* [Directions for this task]: Produce an exact transcription of the listing below, omitting the pictures.

Dataset records on visual material
/---
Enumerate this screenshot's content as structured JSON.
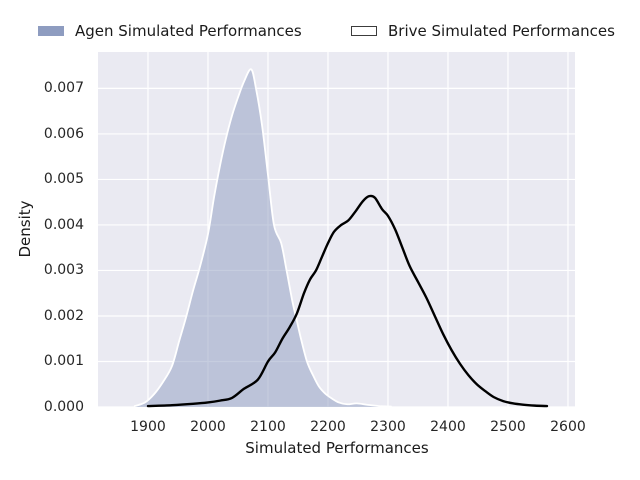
{
  "colors": {
    "figure_bg": "#ffffff",
    "plot_bg": "#eaeaf2",
    "grid": "#ffffff",
    "agen_solid": "#8e9cc0",
    "agen_fill": "rgba(142,156,192,0.5)",
    "agen_edge": "#ffffff",
    "brive_line": "#000000",
    "text": "#262626"
  },
  "legend": {
    "items": [
      {
        "label": "Agen Simulated Performances",
        "swatch": "filled"
      },
      {
        "label": "Brive Simulated Performances",
        "swatch": "outlined"
      }
    ]
  },
  "chart_data": {
    "type": "area",
    "subtype": "kde-density",
    "title": "",
    "xlabel": "Simulated Performances",
    "ylabel": "Density",
    "xlim": [
      1816.7,
      2611.7
    ],
    "ylim": [
      0,
      0.0078
    ],
    "grid": true,
    "legend_position": "top",
    "x_ticks": [
      {
        "label": "1900",
        "v": 1900
      },
      {
        "label": "2000",
        "v": 2000
      },
      {
        "label": "2100",
        "v": 2100
      },
      {
        "label": "2200",
        "v": 2200
      },
      {
        "label": "2300",
        "v": 2300
      },
      {
        "label": "2400",
        "v": 2400
      },
      {
        "label": "2500",
        "v": 2500
      },
      {
        "label": "2600",
        "v": 2600
      }
    ],
    "y_ticks": [
      {
        "label": "0.000",
        "v": 0.0
      },
      {
        "label": "0.001",
        "v": 0.001
      },
      {
        "label": "0.002",
        "v": 0.002
      },
      {
        "label": "0.003",
        "v": 0.003
      },
      {
        "label": "0.004",
        "v": 0.004
      },
      {
        "label": "0.005",
        "v": 0.005
      },
      {
        "label": "0.006",
        "v": 0.006
      },
      {
        "label": "0.007",
        "v": 0.007
      }
    ],
    "series": [
      {
        "name": "Agen Simulated Performances",
        "style": "filled-kde",
        "peak": {
          "x": 2072,
          "density": 0.00742
        },
        "points": [
          [
            1878,
            2e-05
          ],
          [
            1895,
            0.0001
          ],
          [
            1910,
            0.00028
          ],
          [
            1925,
            0.00055
          ],
          [
            1940,
            0.0009
          ],
          [
            1952,
            0.00145
          ],
          [
            1963,
            0.00195
          ],
          [
            1975,
            0.00255
          ],
          [
            1987,
            0.0031
          ],
          [
            2000,
            0.0038
          ],
          [
            2010,
            0.0046
          ],
          [
            2020,
            0.0053
          ],
          [
            2030,
            0.0059
          ],
          [
            2040,
            0.0064
          ],
          [
            2050,
            0.0068
          ],
          [
            2060,
            0.00715
          ],
          [
            2072,
            0.00742
          ],
          [
            2080,
            0.007
          ],
          [
            2090,
            0.0062
          ],
          [
            2100,
            0.0051
          ],
          [
            2110,
            0.004
          ],
          [
            2122,
            0.0036
          ],
          [
            2131,
            0.003
          ],
          [
            2141,
            0.0023
          ],
          [
            2148,
            0.0019
          ],
          [
            2155,
            0.0015
          ],
          [
            2165,
            0.001
          ],
          [
            2175,
            0.0007
          ],
          [
            2185,
            0.00045
          ],
          [
            2195,
            0.0003
          ],
          [
            2205,
            0.0002
          ],
          [
            2218,
            0.0001
          ],
          [
            2232,
            6e-05
          ],
          [
            2248,
            8e-05
          ],
          [
            2265,
            5e-05
          ],
          [
            2285,
            2e-05
          ],
          [
            2305,
            1e-05
          ]
        ]
      },
      {
        "name": "Brive Simulated Performances",
        "style": "line-kde",
        "peak": {
          "x": 2268,
          "density": 0.00463
        },
        "points": [
          [
            1900,
            2e-05
          ],
          [
            1940,
            4e-05
          ],
          [
            1975,
            7e-05
          ],
          [
            2000,
            0.0001
          ],
          [
            2020,
            0.00014
          ],
          [
            2040,
            0.0002
          ],
          [
            2060,
            0.0004
          ],
          [
            2083,
            0.0006
          ],
          [
            2100,
            0.001
          ],
          [
            2112,
            0.0012
          ],
          [
            2124,
            0.0015
          ],
          [
            2136,
            0.00175
          ],
          [
            2148,
            0.00205
          ],
          [
            2160,
            0.0025
          ],
          [
            2170,
            0.0028
          ],
          [
            2180,
            0.003
          ],
          [
            2190,
            0.0033
          ],
          [
            2200,
            0.0036
          ],
          [
            2210,
            0.00385
          ],
          [
            2222,
            0.004
          ],
          [
            2234,
            0.0041
          ],
          [
            2246,
            0.0043
          ],
          [
            2258,
            0.00452
          ],
          [
            2268,
            0.00463
          ],
          [
            2278,
            0.0046
          ],
          [
            2290,
            0.00435
          ],
          [
            2300,
            0.0042
          ],
          [
            2312,
            0.0039
          ],
          [
            2324,
            0.0035
          ],
          [
            2336,
            0.0031
          ],
          [
            2350,
            0.00275
          ],
          [
            2364,
            0.0024
          ],
          [
            2378,
            0.002
          ],
          [
            2392,
            0.0016
          ],
          [
            2406,
            0.00125
          ],
          [
            2420,
            0.00095
          ],
          [
            2434,
            0.0007
          ],
          [
            2448,
            0.0005
          ],
          [
            2462,
            0.00035
          ],
          [
            2476,
            0.00022
          ],
          [
            2492,
            0.00013
          ],
          [
            2508,
            8e-05
          ],
          [
            2525,
            5e-05
          ],
          [
            2545,
            3e-05
          ],
          [
            2565,
            2e-05
          ]
        ]
      }
    ]
  }
}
\---
* [Output of the exercise]:
Enumerate this screenshot's content as structured JSON.
{
  "colors": {
    "figure_bg": "#ffffff",
    "plot_bg": "#eaeaf2",
    "grid": "#ffffff",
    "agen_solid": "#8e9cc0",
    "agen_fill": "rgba(142,156,192,0.5)",
    "agen_edge": "#ffffff",
    "brive_line": "#000000",
    "text": "#262626"
  },
  "legend": {
    "items": [
      {
        "label": "Agen Simulated Performances",
        "swatch": "filled"
      },
      {
        "label": "Brive Simulated Performances",
        "swatch": "outlined"
      }
    ]
  },
  "chart_data": {
    "type": "area",
    "subtype": "kde-density",
    "title": "",
    "xlabel": "Simulated Performances",
    "ylabel": "Density",
    "xlim": [
      1816.7,
      2611.7
    ],
    "ylim": [
      0,
      0.0078
    ],
    "grid": true,
    "legend_position": "top",
    "x_ticks": [
      {
        "label": "1900",
        "v": 1900
      },
      {
        "label": "2000",
        "v": 2000
      },
      {
        "label": "2100",
        "v": 2100
      },
      {
        "label": "2200",
        "v": 2200
      },
      {
        "label": "2300",
        "v": 2300
      },
      {
        "label": "2400",
        "v": 2400
      },
      {
        "label": "2500",
        "v": 2500
      },
      {
        "label": "2600",
        "v": 2600
      }
    ],
    "y_ticks": [
      {
        "label": "0.000",
        "v": 0.0
      },
      {
        "label": "0.001",
        "v": 0.001
      },
      {
        "label": "0.002",
        "v": 0.002
      },
      {
        "label": "0.003",
        "v": 0.003
      },
      {
        "label": "0.004",
        "v": 0.004
      },
      {
        "label": "0.005",
        "v": 0.005
      },
      {
        "label": "0.006",
        "v": 0.006
      },
      {
        "label": "0.007",
        "v": 0.007
      }
    ],
    "series": [
      {
        "name": "Agen Simulated Performances",
        "style": "filled-kde",
        "peak": {
          "x": 2072,
          "density": 0.00742
        },
        "points": [
          [
            1878,
            2e-05
          ],
          [
            1895,
            0.0001
          ],
          [
            1910,
            0.00028
          ],
          [
            1925,
            0.00055
          ],
          [
            1940,
            0.0009
          ],
          [
            1952,
            0.00145
          ],
          [
            1963,
            0.00195
          ],
          [
            1975,
            0.00255
          ],
          [
            1987,
            0.0031
          ],
          [
            2000,
            0.0038
          ],
          [
            2010,
            0.0046
          ],
          [
            2020,
            0.0053
          ],
          [
            2030,
            0.0059
          ],
          [
            2040,
            0.0064
          ],
          [
            2050,
            0.0068
          ],
          [
            2060,
            0.00715
          ],
          [
            2072,
            0.00742
          ],
          [
            2080,
            0.007
          ],
          [
            2090,
            0.0062
          ],
          [
            2100,
            0.0051
          ],
          [
            2110,
            0.004
          ],
          [
            2122,
            0.0036
          ],
          [
            2131,
            0.003
          ],
          [
            2141,
            0.0023
          ],
          [
            2148,
            0.0019
          ],
          [
            2155,
            0.0015
          ],
          [
            2165,
            0.001
          ],
          [
            2175,
            0.0007
          ],
          [
            2185,
            0.00045
          ],
          [
            2195,
            0.0003
          ],
          [
            2205,
            0.0002
          ],
          [
            2218,
            0.0001
          ],
          [
            2232,
            6e-05
          ],
          [
            2248,
            8e-05
          ],
          [
            2265,
            5e-05
          ],
          [
            2285,
            2e-05
          ],
          [
            2305,
            1e-05
          ]
        ]
      },
      {
        "name": "Brive Simulated Performances",
        "style": "line-kde",
        "peak": {
          "x": 2268,
          "density": 0.00463
        },
        "points": [
          [
            1900,
            2e-05
          ],
          [
            1940,
            4e-05
          ],
          [
            1975,
            7e-05
          ],
          [
            2000,
            0.0001
          ],
          [
            2020,
            0.00014
          ],
          [
            2040,
            0.0002
          ],
          [
            2060,
            0.0004
          ],
          [
            2083,
            0.0006
          ],
          [
            2100,
            0.001
          ],
          [
            2112,
            0.0012
          ],
          [
            2124,
            0.0015
          ],
          [
            2136,
            0.00175
          ],
          [
            2148,
            0.00205
          ],
          [
            2160,
            0.0025
          ],
          [
            2170,
            0.0028
          ],
          [
            2180,
            0.003
          ],
          [
            2190,
            0.0033
          ],
          [
            2200,
            0.0036
          ],
          [
            2210,
            0.00385
          ],
          [
            2222,
            0.004
          ],
          [
            2234,
            0.0041
          ],
          [
            2246,
            0.0043
          ],
          [
            2258,
            0.00452
          ],
          [
            2268,
            0.00463
          ],
          [
            2278,
            0.0046
          ],
          [
            2290,
            0.00435
          ],
          [
            2300,
            0.0042
          ],
          [
            2312,
            0.0039
          ],
          [
            2324,
            0.0035
          ],
          [
            2336,
            0.0031
          ],
          [
            2350,
            0.00275
          ],
          [
            2364,
            0.0024
          ],
          [
            2378,
            0.002
          ],
          [
            2392,
            0.0016
          ],
          [
            2406,
            0.00125
          ],
          [
            2420,
            0.00095
          ],
          [
            2434,
            0.0007
          ],
          [
            2448,
            0.0005
          ],
          [
            2462,
            0.00035
          ],
          [
            2476,
            0.00022
          ],
          [
            2492,
            0.00013
          ],
          [
            2508,
            8e-05
          ],
          [
            2525,
            5e-05
          ],
          [
            2545,
            3e-05
          ],
          [
            2565,
            2e-05
          ]
        ]
      }
    ]
  }
}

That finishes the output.